**Given exercise:**
Report back each line of the records that contains the string "Users".

Dataset records:
- - - - -

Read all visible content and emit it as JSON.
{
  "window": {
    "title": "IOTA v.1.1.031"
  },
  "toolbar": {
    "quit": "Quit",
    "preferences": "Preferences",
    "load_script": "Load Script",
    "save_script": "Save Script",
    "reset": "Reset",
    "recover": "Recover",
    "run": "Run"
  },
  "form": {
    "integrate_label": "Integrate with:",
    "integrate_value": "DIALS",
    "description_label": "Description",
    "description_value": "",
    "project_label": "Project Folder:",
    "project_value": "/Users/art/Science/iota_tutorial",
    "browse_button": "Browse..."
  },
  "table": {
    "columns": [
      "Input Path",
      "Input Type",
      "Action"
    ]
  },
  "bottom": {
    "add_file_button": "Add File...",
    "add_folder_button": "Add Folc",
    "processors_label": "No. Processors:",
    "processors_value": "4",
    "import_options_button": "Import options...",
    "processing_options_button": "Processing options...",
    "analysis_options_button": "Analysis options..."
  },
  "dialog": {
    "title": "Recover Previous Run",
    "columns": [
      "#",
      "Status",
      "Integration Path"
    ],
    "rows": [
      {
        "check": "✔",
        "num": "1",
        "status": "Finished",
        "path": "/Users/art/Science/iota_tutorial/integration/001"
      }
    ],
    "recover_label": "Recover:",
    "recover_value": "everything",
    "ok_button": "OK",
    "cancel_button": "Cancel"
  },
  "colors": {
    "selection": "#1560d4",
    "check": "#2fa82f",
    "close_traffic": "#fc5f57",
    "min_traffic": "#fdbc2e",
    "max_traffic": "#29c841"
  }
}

- - - - -

**Written response:**
    "project_value": "/Users/art/Science/iota_tutorial",
        "path": "/Users/art/Science/iota_tutorial/integration/001"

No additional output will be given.